#### What to work on:
Every entry below should be repeated exactly; the pictures should not.

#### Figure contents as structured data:

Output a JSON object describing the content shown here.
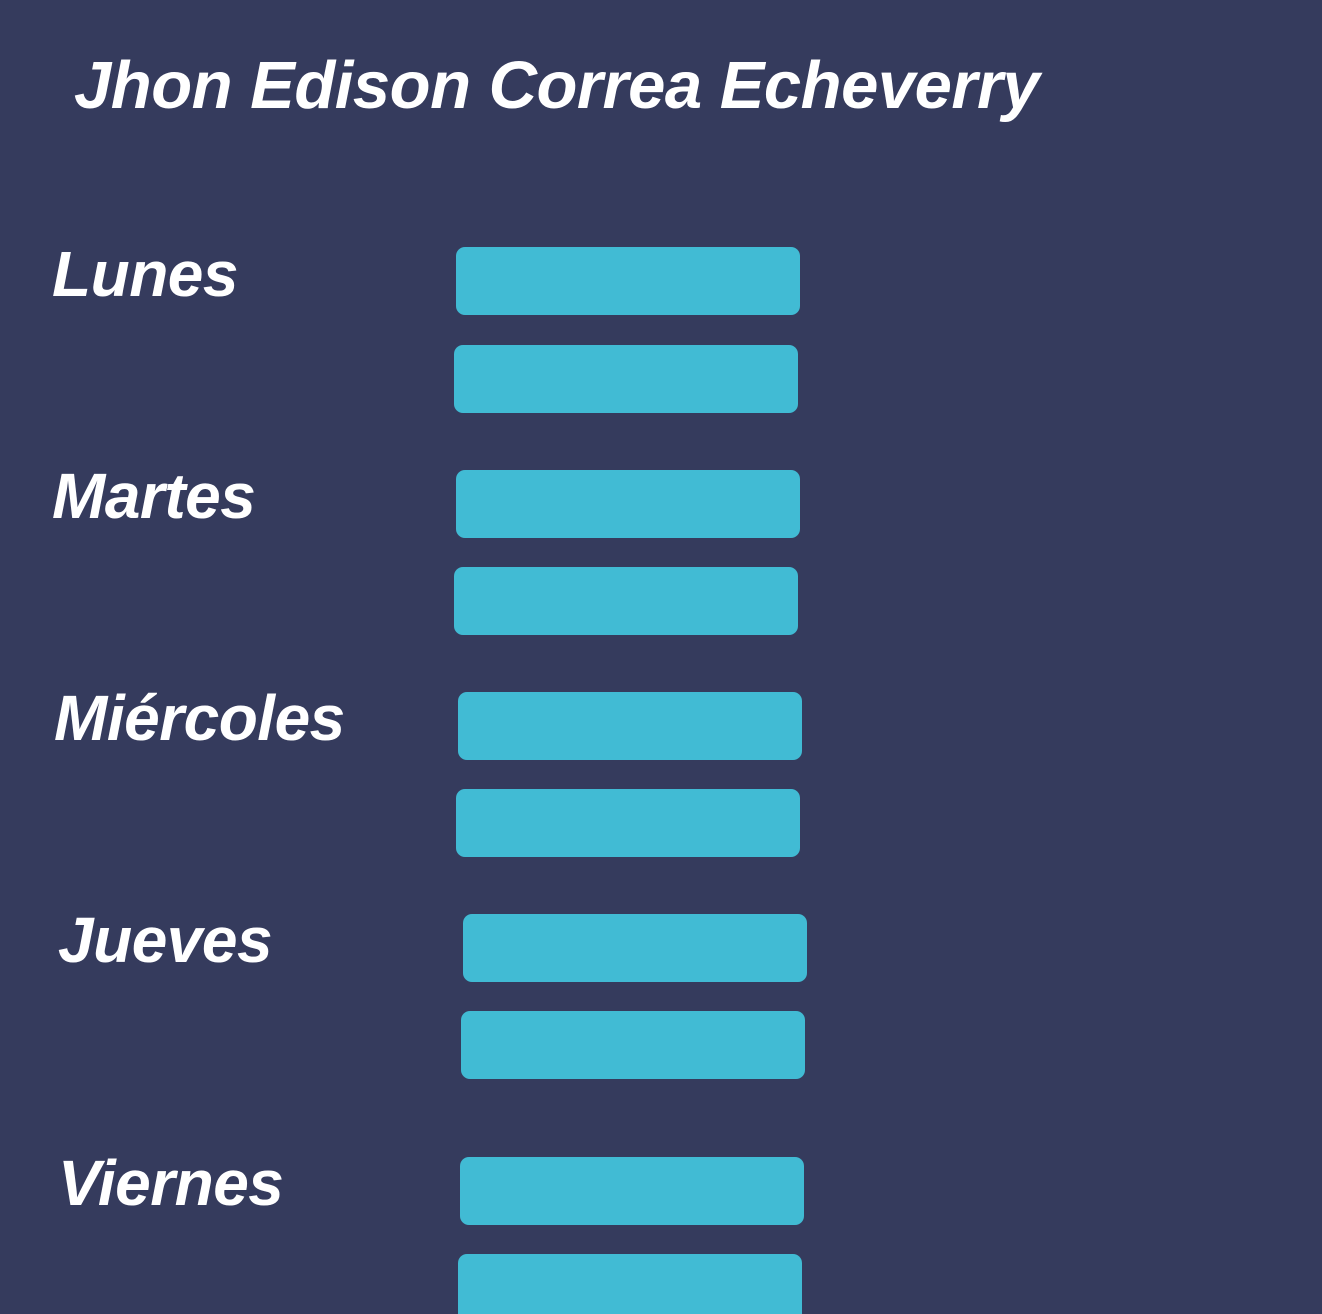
{
  "header": {
    "title": "Jhon Edison Correa Echeverry"
  },
  "schedule": {
    "days": [
      {
        "label": "Lunes"
      },
      {
        "label": "Martes"
      },
      {
        "label": "Miércoles"
      },
      {
        "label": "Jueves"
      },
      {
        "label": "Viernes"
      }
    ]
  },
  "colors": {
    "background": "#353b5d",
    "slot_button": "#41bbd4",
    "text": "#ffffff"
  }
}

#### Result of this exercise:
Output a JSON object describing the content shown here.
{
  "header": {
    "title": "Jhon Edison Correa Echeverry"
  },
  "schedule": {
    "days": [
      {
        "label": "Lunes"
      },
      {
        "label": "Martes"
      },
      {
        "label": "Miércoles"
      },
      {
        "label": "Jueves"
      },
      {
        "label": "Viernes"
      }
    ]
  },
  "colors": {
    "background": "#353b5d",
    "slot_button": "#41bbd4",
    "text": "#ffffff"
  }
}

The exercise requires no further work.